Your task is to repeat the listing exactly.

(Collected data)
● ● ●
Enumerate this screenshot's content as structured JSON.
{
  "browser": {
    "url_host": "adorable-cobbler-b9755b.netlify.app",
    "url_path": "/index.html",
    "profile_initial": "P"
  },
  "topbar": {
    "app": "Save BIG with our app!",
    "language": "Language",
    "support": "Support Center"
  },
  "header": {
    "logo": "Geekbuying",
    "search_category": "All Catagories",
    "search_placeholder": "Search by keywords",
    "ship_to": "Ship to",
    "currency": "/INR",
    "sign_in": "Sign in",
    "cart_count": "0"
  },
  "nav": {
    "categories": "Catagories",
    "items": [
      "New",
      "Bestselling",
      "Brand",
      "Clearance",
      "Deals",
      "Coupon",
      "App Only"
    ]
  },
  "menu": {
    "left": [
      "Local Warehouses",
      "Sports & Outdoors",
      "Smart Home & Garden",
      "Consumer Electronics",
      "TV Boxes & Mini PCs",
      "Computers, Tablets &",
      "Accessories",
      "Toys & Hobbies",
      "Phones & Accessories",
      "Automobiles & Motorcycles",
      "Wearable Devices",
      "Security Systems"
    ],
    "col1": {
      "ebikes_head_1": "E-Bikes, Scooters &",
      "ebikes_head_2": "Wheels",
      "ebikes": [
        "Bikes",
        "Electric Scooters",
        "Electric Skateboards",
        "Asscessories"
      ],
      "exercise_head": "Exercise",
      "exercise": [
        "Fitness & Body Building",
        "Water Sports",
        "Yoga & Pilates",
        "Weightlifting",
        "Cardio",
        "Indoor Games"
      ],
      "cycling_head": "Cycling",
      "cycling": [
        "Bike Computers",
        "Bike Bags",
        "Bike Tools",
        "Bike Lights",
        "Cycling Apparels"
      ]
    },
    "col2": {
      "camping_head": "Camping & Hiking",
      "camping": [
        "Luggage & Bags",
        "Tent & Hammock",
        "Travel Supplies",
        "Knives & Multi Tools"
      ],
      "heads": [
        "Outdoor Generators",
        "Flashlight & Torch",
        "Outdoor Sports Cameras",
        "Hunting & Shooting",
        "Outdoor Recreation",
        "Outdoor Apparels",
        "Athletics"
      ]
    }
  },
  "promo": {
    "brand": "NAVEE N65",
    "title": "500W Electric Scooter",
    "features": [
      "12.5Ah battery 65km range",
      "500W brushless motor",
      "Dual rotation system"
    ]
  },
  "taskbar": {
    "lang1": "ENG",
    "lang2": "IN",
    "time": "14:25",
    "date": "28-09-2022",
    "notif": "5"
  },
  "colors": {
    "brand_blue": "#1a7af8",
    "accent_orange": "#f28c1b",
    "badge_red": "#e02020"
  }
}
● ● ●
**THE ANSWER:**
Enumerate this screenshot's content as structured JSON.
{
  "browser": {
    "url_host": "adorable-cobbler-b9755b.netlify.app",
    "url_path": "/index.html",
    "profile_initial": "P"
  },
  "topbar": {
    "app": "Save BIG with our app!",
    "language": "Language",
    "support": "Support Center"
  },
  "header": {
    "logo": "Geekbuying",
    "search_category": "All Catagories",
    "search_placeholder": "Search by keywords",
    "ship_to": "Ship to",
    "currency": "/INR",
    "sign_in": "Sign in",
    "cart_count": "0"
  },
  "nav": {
    "categories": "Catagories",
    "items": [
      "New",
      "Bestselling",
      "Brand",
      "Clearance",
      "Deals",
      "Coupon",
      "App Only"
    ]
  },
  "menu": {
    "left": [
      "Local Warehouses",
      "Sports & Outdoors",
      "Smart Home & Garden",
      "Consumer Electronics",
      "TV Boxes & Mini PCs",
      "Computers, Tablets &",
      "Accessories",
      "Toys & Hobbies",
      "Phones & Accessories",
      "Automobiles & Motorcycles",
      "Wearable Devices",
      "Security Systems"
    ],
    "col1": {
      "ebikes_head_1": "E-Bikes, Scooters &",
      "ebikes_head_2": "Wheels",
      "ebikes": [
        "Bikes",
        "Electric Scooters",
        "Electric Skateboards",
        "Asscessories"
      ],
      "exercise_head": "Exercise",
      "exercise": [
        "Fitness & Body Building",
        "Water Sports",
        "Yoga & Pilates",
        "Weightlifting",
        "Cardio",
        "Indoor Games"
      ],
      "cycling_head": "Cycling",
      "cycling": [
        "Bike Computers",
        "Bike Bags",
        "Bike Tools",
        "Bike Lights",
        "Cycling Apparels"
      ]
    },
    "col2": {
      "camping_head": "Camping & Hiking",
      "camping": [
        "Luggage & Bags",
        "Tent & Hammock",
        "Travel Supplies",
        "Knives & Multi Tools"
      ],
      "heads": [
        "Outdoor Generators",
        "Flashlight & Torch",
        "Outdoor Sports Cameras",
        "Hunting & Shooting",
        "Outdoor Recreation",
        "Outdoor Apparels",
        "Athletics"
      ]
    }
  },
  "promo": {
    "brand": "NAVEE N65",
    "title": "500W Electric Scooter",
    "features": [
      "12.5Ah battery 65km range",
      "500W brushless motor",
      "Dual rotation system"
    ]
  },
  "taskbar": {
    "lang1": "ENG",
    "lang2": "IN",
    "time": "14:25",
    "date": "28-09-2022",
    "notif": "5"
  },
  "colors": {
    "brand_blue": "#1a7af8",
    "accent_orange": "#f28c1b",
    "badge_red": "#e02020"
  }
}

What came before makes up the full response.